◆ Written request ◆
Return all lines in the material below that contain "screenshot".

━━━ Records for this exercise

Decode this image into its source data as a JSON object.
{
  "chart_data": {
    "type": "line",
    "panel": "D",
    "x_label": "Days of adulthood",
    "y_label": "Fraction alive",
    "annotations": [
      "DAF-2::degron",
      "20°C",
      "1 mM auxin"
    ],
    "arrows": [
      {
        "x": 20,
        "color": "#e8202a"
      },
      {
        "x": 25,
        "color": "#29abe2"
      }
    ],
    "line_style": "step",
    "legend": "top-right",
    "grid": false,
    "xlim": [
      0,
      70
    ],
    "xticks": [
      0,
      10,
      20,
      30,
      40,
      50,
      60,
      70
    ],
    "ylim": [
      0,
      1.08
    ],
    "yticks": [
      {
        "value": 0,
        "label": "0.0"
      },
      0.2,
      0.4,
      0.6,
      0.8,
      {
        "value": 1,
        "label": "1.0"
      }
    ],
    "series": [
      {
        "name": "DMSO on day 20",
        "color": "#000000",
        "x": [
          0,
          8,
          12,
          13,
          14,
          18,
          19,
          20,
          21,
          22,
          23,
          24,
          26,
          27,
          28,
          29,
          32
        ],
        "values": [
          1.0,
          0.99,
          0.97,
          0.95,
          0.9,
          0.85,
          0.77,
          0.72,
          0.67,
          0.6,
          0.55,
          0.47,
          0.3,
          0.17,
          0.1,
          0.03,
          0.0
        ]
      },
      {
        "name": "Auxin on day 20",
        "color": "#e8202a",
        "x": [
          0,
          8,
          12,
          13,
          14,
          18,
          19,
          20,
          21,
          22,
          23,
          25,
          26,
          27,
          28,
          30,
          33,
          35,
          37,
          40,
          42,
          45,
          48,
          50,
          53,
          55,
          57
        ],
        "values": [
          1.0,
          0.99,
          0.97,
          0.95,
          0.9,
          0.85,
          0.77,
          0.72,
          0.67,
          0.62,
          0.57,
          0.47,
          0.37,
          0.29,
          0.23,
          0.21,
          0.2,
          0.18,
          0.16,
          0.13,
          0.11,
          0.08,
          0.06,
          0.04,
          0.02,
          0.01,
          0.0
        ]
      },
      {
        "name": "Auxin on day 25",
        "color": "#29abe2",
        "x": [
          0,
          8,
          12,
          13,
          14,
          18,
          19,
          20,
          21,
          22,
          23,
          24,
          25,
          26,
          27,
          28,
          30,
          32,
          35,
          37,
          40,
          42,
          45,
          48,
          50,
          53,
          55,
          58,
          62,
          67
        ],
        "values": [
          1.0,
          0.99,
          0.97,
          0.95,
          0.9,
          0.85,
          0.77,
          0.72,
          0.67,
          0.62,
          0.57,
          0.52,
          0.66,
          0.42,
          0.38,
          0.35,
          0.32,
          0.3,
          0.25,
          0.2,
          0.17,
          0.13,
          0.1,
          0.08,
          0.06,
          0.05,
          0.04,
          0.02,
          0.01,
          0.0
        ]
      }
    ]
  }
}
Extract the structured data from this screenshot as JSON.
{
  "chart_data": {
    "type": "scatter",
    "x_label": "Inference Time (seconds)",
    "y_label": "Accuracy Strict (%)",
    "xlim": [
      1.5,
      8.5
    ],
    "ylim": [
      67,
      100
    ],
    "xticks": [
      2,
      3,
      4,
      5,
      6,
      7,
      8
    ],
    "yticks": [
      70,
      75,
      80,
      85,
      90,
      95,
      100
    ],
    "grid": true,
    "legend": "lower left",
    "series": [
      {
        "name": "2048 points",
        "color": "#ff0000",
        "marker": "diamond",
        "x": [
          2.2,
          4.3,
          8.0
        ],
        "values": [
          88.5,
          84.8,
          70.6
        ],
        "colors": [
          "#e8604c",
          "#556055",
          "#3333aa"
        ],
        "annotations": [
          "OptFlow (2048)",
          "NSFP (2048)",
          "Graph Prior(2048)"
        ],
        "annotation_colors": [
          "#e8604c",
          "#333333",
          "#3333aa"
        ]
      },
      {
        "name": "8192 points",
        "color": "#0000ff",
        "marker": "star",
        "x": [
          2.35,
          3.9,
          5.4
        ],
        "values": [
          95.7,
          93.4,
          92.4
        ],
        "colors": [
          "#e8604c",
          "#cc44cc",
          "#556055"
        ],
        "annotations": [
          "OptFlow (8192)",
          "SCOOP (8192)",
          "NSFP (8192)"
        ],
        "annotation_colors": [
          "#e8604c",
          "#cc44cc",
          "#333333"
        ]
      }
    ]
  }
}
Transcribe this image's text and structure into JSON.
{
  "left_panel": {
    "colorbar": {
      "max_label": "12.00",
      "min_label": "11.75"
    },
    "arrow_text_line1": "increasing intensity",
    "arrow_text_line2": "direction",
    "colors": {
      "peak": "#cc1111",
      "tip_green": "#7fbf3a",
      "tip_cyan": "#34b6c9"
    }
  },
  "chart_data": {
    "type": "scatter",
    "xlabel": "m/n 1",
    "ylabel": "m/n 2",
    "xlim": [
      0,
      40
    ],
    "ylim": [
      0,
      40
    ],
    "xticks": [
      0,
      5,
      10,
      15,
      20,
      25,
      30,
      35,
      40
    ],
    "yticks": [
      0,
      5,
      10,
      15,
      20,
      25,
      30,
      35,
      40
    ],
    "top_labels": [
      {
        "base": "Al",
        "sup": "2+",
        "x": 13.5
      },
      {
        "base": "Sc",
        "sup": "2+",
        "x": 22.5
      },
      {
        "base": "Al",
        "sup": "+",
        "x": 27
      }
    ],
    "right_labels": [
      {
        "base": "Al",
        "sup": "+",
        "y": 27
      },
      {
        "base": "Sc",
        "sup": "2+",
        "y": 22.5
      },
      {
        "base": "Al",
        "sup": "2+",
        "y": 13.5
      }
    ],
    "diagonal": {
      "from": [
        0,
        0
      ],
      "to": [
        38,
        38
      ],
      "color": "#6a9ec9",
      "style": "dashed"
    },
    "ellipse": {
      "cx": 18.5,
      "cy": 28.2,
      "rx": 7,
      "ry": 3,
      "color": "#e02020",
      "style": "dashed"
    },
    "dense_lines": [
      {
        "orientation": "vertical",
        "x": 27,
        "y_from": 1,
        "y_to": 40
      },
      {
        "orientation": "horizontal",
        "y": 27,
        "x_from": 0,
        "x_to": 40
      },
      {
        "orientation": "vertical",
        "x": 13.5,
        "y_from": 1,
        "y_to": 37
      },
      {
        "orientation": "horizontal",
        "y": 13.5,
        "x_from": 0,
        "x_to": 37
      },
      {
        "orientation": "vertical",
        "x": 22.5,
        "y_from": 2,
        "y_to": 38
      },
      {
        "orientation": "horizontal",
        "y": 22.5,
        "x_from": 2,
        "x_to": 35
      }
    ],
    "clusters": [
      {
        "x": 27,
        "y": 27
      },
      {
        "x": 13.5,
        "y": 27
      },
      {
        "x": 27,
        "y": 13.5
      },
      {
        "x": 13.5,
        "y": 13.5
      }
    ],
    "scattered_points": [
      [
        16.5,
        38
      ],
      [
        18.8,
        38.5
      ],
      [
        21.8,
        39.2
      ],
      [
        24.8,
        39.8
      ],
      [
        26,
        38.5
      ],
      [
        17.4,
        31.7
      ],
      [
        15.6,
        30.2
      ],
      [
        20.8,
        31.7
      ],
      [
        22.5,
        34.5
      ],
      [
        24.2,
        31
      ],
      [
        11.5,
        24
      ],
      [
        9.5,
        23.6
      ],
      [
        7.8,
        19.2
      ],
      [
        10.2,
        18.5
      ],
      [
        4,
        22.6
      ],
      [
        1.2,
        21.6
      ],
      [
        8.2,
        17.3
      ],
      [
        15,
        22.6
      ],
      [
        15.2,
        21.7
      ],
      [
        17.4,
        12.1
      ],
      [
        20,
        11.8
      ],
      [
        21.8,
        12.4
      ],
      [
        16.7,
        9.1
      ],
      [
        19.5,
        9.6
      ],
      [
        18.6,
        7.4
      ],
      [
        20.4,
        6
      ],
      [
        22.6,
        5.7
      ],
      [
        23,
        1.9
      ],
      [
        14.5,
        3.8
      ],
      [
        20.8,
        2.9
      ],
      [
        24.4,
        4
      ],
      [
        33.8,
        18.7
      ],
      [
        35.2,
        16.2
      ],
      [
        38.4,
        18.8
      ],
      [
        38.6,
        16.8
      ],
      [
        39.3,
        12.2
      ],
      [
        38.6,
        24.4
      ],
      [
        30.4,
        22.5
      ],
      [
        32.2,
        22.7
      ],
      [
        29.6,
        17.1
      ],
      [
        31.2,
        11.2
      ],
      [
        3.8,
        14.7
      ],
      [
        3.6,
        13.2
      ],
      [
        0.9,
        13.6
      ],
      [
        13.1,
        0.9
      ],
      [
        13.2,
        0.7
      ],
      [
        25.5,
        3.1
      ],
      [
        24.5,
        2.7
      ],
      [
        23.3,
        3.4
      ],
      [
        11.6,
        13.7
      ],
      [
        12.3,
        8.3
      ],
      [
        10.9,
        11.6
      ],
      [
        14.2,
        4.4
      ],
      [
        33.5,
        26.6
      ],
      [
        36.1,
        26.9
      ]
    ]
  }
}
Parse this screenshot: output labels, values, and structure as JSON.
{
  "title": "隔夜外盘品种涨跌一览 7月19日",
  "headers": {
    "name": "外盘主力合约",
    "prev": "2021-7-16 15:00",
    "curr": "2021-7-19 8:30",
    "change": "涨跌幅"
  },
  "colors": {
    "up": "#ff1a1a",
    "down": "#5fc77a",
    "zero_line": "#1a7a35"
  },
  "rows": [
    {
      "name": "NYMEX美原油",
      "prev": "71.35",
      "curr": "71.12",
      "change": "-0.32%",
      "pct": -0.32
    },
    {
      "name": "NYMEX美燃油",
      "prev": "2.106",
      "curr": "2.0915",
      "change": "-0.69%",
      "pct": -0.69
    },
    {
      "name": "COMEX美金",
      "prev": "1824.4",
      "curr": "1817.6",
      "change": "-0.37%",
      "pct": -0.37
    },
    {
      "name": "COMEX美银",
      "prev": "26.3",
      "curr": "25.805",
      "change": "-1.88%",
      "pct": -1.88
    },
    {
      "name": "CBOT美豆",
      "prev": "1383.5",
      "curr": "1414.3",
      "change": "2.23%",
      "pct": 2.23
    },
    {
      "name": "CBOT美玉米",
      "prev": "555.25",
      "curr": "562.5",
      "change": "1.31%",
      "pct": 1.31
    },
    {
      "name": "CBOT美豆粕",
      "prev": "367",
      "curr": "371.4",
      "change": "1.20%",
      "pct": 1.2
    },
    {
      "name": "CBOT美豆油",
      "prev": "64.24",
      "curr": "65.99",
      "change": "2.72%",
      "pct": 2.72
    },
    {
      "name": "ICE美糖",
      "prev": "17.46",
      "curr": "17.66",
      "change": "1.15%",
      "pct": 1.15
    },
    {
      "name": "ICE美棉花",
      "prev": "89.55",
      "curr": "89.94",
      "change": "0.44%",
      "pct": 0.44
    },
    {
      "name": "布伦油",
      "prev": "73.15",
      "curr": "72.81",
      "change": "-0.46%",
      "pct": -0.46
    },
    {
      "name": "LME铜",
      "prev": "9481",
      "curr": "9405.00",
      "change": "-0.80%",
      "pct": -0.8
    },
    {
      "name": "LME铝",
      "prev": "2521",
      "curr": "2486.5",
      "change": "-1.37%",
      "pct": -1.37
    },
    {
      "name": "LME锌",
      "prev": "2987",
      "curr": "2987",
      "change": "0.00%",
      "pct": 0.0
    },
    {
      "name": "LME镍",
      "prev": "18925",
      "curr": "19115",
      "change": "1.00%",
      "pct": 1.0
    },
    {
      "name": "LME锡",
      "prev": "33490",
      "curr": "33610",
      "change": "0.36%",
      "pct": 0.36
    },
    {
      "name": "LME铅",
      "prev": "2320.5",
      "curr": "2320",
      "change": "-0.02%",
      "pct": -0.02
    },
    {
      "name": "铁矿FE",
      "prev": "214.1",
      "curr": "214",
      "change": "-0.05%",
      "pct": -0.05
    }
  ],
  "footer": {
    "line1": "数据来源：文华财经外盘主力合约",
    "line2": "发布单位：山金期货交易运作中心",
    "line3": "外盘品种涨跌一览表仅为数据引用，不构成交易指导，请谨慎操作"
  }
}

━━━━━━

◆ Exercise response ◆
Extract the structured data from this screenshot as JSON.
Parse this screenshot: output labels, values, and structure as JSON.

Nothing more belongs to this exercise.